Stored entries
## Begin

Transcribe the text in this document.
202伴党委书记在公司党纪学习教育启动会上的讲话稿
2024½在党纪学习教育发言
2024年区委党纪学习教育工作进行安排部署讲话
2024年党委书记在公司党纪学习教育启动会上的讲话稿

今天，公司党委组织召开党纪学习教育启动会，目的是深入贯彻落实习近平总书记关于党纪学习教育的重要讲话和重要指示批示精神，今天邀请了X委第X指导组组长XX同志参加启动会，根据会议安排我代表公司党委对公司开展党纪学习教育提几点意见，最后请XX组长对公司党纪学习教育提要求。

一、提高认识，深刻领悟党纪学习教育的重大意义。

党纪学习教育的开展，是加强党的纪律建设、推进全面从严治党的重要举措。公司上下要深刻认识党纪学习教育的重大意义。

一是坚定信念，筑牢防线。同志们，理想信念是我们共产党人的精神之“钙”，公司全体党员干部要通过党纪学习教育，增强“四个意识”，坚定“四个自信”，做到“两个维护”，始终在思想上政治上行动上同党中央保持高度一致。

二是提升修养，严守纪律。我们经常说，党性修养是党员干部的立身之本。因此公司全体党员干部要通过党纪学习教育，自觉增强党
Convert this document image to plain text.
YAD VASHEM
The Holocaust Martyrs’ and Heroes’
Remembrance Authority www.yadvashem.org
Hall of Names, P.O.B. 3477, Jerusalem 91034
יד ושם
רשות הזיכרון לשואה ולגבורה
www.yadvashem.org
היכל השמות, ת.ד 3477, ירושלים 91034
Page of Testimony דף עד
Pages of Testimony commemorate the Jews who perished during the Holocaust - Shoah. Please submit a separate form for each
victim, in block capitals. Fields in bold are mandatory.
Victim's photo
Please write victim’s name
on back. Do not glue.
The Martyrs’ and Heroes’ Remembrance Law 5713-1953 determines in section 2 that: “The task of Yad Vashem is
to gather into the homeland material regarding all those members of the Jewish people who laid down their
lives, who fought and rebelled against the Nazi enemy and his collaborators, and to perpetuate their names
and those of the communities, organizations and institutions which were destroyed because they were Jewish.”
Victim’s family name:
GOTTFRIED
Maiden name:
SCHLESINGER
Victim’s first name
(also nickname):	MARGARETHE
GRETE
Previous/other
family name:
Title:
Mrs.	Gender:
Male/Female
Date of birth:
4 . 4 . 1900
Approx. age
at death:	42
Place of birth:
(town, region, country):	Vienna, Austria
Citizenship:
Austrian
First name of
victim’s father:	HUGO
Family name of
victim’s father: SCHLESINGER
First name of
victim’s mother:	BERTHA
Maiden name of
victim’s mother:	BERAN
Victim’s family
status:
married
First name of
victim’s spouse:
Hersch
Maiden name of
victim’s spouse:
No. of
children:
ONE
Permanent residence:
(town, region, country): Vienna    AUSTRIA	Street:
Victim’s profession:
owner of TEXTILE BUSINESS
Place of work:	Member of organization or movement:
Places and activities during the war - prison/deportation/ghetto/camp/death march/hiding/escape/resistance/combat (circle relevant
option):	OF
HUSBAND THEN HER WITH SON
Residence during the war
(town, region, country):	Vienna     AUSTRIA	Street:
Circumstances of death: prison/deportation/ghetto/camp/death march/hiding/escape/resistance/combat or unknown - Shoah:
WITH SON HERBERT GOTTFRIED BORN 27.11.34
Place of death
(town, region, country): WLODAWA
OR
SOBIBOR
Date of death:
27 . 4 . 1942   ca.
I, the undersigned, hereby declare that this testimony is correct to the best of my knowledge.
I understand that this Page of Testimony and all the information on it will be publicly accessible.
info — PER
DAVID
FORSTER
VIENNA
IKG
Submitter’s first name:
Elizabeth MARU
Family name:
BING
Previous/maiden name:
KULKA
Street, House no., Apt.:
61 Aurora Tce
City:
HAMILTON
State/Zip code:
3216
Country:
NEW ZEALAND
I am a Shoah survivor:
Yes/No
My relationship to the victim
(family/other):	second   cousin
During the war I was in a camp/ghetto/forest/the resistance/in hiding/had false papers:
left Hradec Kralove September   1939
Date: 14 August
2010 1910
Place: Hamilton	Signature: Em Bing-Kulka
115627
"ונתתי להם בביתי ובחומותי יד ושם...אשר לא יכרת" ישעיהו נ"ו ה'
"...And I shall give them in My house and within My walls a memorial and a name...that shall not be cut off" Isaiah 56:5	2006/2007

## End

* _Exercise_:
Retype the whole listing, matching it exactly.

* _Written answer_:
Transcribe the text in this document.
202伴党委书记在公司党纪学习教育启动会上的讲话稿
2024½在党纪学习教育发言
2024年区委党纪学习教育工作进行安排部署讲话
2024年党委书记在公司党纪学习教育启动会上的讲话稿

今天，公司党委组织召开党纪学习教育启动会，目的是深入贯彻落实习近平总书记关于党纪学习教育的重要讲话和重要指示批示精神，今天邀请了X委第X指导组组长XX同志参加启动会，根据会议安排我代表公司党委对公司开展党纪学习教育提几点意见，最后请XX组长对公司党纪学习教育提要求。

一、提高认识，深刻领悟党纪学习教育的重大意义。

党纪学习教育的开展，是加强党的纪律建设、推进全面从严治党的重要举措。公司上下要深刻认识党纪学习教育的重大意义。

一是坚定信念，筑牢防线。同志们，理想信念是我们共产党人的精神之“钙”，公司全体党员干部要通过党纪学习教育，增强“四个意识”，坚定“四个自信”，做到“两个维护”，始终在思想上政治上行动上同党中央保持高度一致。

二是提升修养，严守纪律。我们经常说，党性修养是党员干部的立身之本。因此公司全体党员干部要通过党纪学习教育，自觉增强党
Convert this document image to plain text.
YAD VASHEM
The Holocaust Martyrs’ and Heroes’
Remembrance Authority www.yadvashem.org
Hall of Names, P.O.B. 3477, Jerusalem 91034
יד ושם
רשות הזיכרון לשואה ולגבורה
www.yadvashem.org
היכל השמות, ת.ד 3477, ירושלים 91034
Page of Testimony דף עד
Pages of Testimony commemorate the Jews who perished during the Holocaust - Shoah. Please submit a separate form for each
victim, in block capitals. Fields in bold are mandatory.
Victim's photo
Please write victim’s name
on back. Do not glue.
The Martyrs’ and Heroes’ Remembrance Law 5713-1953 determines in section 2 that: “The task of Yad Vashem is
to gather into the homeland material regarding all those members of the Jewish people who laid down their
lives, who fought and rebelled against the Nazi enemy and his collaborators, and to perpetuate their names
and those of the communities, organizations and institutions which were destroyed because they were Jewish.”
Victim’s family name:
GOTTFRIED
Maiden name:
SCHLESINGER
Victim’s first name
(also nickname):	MARGARETHE
GRETE
Previous/other
family name:
Title:
Mrs.	Gender:
Male/Female
Date of birth:
4 . 4 . 1900
Approx. age
at death:	42
Place of birth:
(town, region, country):	Vienna, Austria
Citizenship:
Austrian
First name of
victim’s father:	HUGO
Family name of
victim’s father: SCHLESINGER
First name of
victim’s mother:	BERTHA
Maiden name of
victim’s mother:	BERAN
Victim’s family
status:
married
First name of
victim’s spouse:
Hersch
Maiden name of
victim’s spouse:
No. of
children:
ONE
Permanent residence:
(town, region, country): Vienna    AUSTRIA	Street:
Victim’s profession:
owner of TEXTILE BUSINESS
Place of work:	Member of organization or movement:
Places and activities during the war - prison/deportation/ghetto/camp/death march/hiding/escape/resistance/combat (circle relevant
option):	OF
HUSBAND THEN HER WITH SON
Residence during the war
(town, region, country):	Vienna     AUSTRIA	Street:
Circumstances of death: prison/deportation/ghetto/camp/death march/hiding/escape/resistance/combat or unknown - Shoah:
WITH SON HERBERT GOTTFRIED BORN 27.11.34
Place of death
(town, region, country): WLODAWA
OR
SOBIBOR
Date of death:
27 . 4 . 1942   ca.
I, the undersigned, hereby declare that this testimony is correct to the best of my knowledge.
I understand that this Page of Testimony and all the information on it will be publicly accessible.
info — PER
DAVID
FORSTER
VIENNA
IKG
Submitter’s first name:
Elizabeth MARU
Family name:
BING
Previous/maiden name:
KULKA
Street, House no., Apt.:
61 Aurora Tce
City:
HAMILTON
State/Zip code:
3216
Country:
NEW ZEALAND
I am a Shoah survivor:
Yes/No
My relationship to the victim
(family/other):	second   cousin
During the war I was in a camp/ghetto/forest/the resistance/in hiding/had false papers:
left Hradec Kralove September   1939
Date: 14 August
2010 1910
Place: Hamilton	Signature: Em Bing-Kulka
115627
"ונתתי להם בביתי ובחומותי יד ושם...אשר לא יכרת" ישעיהו נ"ו ה'
"...And I shall give them in My house and within My walls a memorial and a name...that shall not be cut off" Isaiah 56:5	2006/2007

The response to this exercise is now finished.